### [EXTRACTED ENTRIES]
######

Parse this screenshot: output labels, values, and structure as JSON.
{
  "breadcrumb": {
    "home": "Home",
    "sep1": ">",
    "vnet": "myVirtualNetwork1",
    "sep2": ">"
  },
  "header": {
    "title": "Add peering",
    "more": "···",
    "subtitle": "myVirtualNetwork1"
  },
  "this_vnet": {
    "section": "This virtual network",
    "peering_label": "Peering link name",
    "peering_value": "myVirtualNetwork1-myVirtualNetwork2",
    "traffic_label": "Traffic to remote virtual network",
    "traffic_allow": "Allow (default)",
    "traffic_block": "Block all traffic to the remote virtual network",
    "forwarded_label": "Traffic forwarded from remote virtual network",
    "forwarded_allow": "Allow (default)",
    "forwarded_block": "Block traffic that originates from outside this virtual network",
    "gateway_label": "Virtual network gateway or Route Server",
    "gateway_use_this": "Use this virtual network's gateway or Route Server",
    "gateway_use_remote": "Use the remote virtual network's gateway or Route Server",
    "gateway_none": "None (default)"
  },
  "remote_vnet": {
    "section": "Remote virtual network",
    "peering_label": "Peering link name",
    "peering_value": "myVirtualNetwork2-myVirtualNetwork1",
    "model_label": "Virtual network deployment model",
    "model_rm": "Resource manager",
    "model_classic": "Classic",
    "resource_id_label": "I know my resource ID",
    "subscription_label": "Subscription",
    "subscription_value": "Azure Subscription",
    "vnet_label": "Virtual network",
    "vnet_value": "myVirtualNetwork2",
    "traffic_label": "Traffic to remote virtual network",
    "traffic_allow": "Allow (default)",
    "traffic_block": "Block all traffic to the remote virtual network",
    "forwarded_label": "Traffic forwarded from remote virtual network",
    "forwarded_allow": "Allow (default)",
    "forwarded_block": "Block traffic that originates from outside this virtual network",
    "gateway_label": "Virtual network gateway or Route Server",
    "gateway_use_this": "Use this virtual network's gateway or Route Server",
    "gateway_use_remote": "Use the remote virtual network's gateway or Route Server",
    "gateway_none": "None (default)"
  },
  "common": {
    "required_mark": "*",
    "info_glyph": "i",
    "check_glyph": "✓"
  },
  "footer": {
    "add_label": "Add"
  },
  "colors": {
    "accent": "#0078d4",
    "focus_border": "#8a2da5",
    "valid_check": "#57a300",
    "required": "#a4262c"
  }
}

######

### [WHAT TO DO]
Write out the entries above word for word.

### [THE RESULT]
Parse this screenshot: output labels, values, and structure as JSON.
{
  "breadcrumb": {
    "home": "Home",
    "sep1": ">",
    "vnet": "myVirtualNetwork1",
    "sep2": ">"
  },
  "header": {
    "title": "Add peering",
    "more": "···",
    "subtitle": "myVirtualNetwork1"
  },
  "this_vnet": {
    "section": "This virtual network",
    "peering_label": "Peering link name",
    "peering_value": "myVirtualNetwork1-myVirtualNetwork2",
    "traffic_label": "Traffic to remote virtual network",
    "traffic_allow": "Allow (default)",
    "traffic_block": "Block all traffic to the remote virtual network",
    "forwarded_label": "Traffic forwarded from remote virtual network",
    "forwarded_allow": "Allow (default)",
    "forwarded_block": "Block traffic that originates from outside this virtual network",
    "gateway_label": "Virtual network gateway or Route Server",
    "gateway_use_this": "Use this virtual network's gateway or Route Server",
    "gateway_use_remote": "Use the remote virtual network's gateway or Route Server",
    "gateway_none": "None (default)"
  },
  "remote_vnet": {
    "section": "Remote virtual network",
    "peering_label": "Peering link name",
    "peering_value": "myVirtualNetwork2-myVirtualNetwork1",
    "model_label": "Virtual network deployment model",
    "model_rm": "Resource manager",
    "model_classic": "Classic",
    "resource_id_label": "I know my resource ID",
    "subscription_label": "Subscription",
    "subscription_value": "Azure Subscription",
    "vnet_label": "Virtual network",
    "vnet_value": "myVirtualNetwork2",
    "traffic_label": "Traffic to remote virtual network",
    "traffic_allow": "Allow (default)",
    "traffic_block": "Block all traffic to the remote virtual network",
    "forwarded_label": "Traffic forwarded from remote virtual network",
    "forwarded_allow": "Allow (default)",
    "forwarded_block": "Block traffic that originates from outside this virtual network",
    "gateway_label": "Virtual network gateway or Route Server",
    "gateway_use_this": "Use this virtual network's gateway or Route Server",
    "gateway_use_remote": "Use the remote virtual network's gateway or Route Server",
    "gateway_none": "None (default)"
  },
  "common": {
    "required_mark": "*",
    "info_glyph": "i",
    "check_glyph": "✓"
  },
  "footer": {
    "add_label": "Add"
  },
  "colors": {
    "accent": "#0078d4",
    "focus_border": "#8a2da5",
    "valid_check": "#57a300",
    "required": "#a4262c"
  }
}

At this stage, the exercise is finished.